[Collected data]
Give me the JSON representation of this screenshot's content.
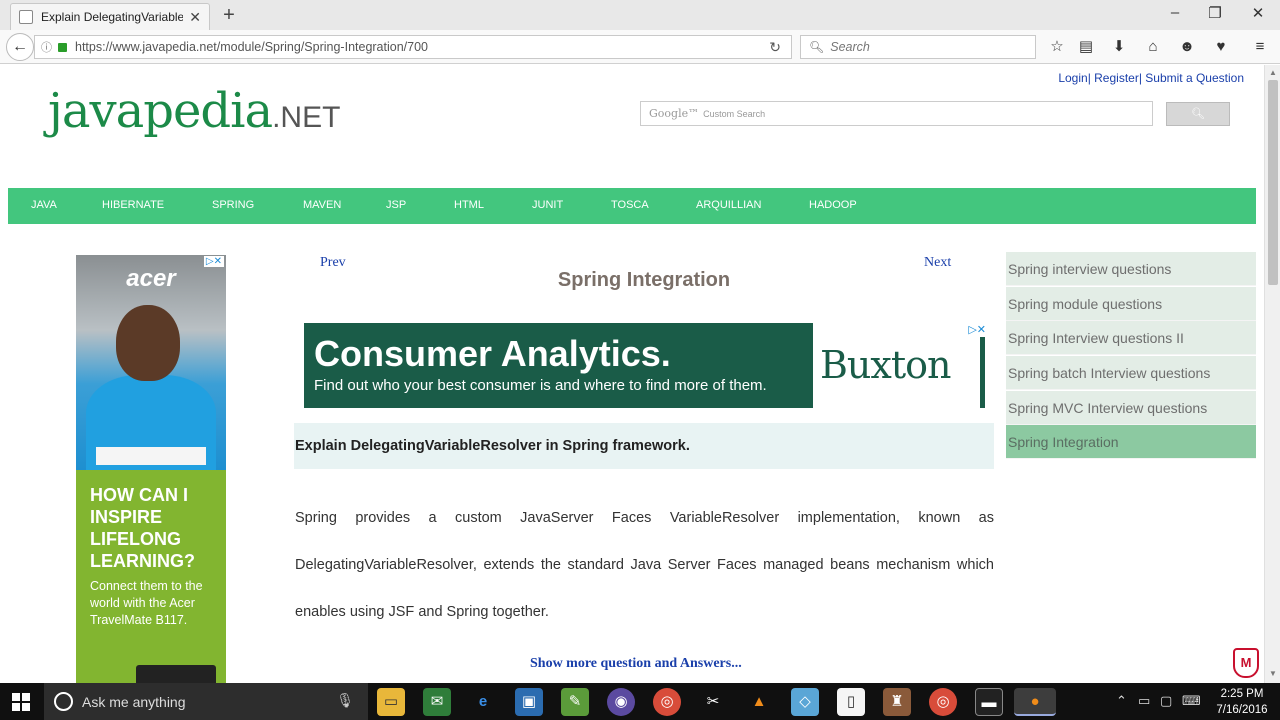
{
  "browser": {
    "tab_title": "Explain DelegatingVariable...",
    "url": "https://www.javapedia.net/module/Spring/Spring-Integration/700",
    "search_placeholder": "Search"
  },
  "header": {
    "top_links": "Login| Register| Submit a Question",
    "logo_main": "javapedia",
    "logo_suffix": ".NET",
    "search_brand": "Google™",
    "search_placeholder": "Custom Search"
  },
  "nav": {
    "items": [
      "JAVA",
      "HIBERNATE",
      "SPRING",
      "MAVEN",
      "JSP",
      "HTML",
      "JUNIT",
      "TOSCA",
      "ARQUILLIAN",
      "HADOOP"
    ]
  },
  "left_ad": {
    "brand": "acer",
    "headline": "HOW CAN I INSPIRE LIFELONG LEARNING?",
    "body": "Connect them to the world with the Acer TravelMate B117."
  },
  "article": {
    "prev": "Prev",
    "next": "Next",
    "title": "Spring Integration",
    "question": "Explain DelegatingVariableResolver in Spring framework.",
    "answer": "Spring provides a custom JavaServer Faces VariableResolver implementation, known as DelegatingVariableResolver, extends the standard Java Server Faces managed beans mechanism which enables using JSF and Spring together.",
    "show_more": "Show more question and Answers..."
  },
  "mid_ad": {
    "headline": "Consumer Analytics.",
    "subline": "Find out who your best consumer is and where to find more of them.",
    "brand": "Buxton"
  },
  "sidebar": {
    "items": [
      {
        "label": "Spring interview questions",
        "active": false
      },
      {
        "label": "Spring module questions",
        "active": false
      },
      {
        "label": "Spring Interview questions II",
        "active": false
      },
      {
        "label": "Spring batch Interview questions",
        "active": false
      },
      {
        "label": "Spring MVC Interview questions",
        "active": false
      },
      {
        "label": "Spring Integration",
        "active": true
      }
    ]
  },
  "taskbar": {
    "search_text": "Ask me anything",
    "time": "2:25 PM",
    "date": "7/16/2016"
  },
  "colors": {
    "menu_green": "#43c67e",
    "link_blue": "#1a3faa",
    "logo_green": "#1c8a48"
  }
}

### Exercise description
Each line that holds the string "Explain" counts once; give the total and nothing else.

### Written answer
2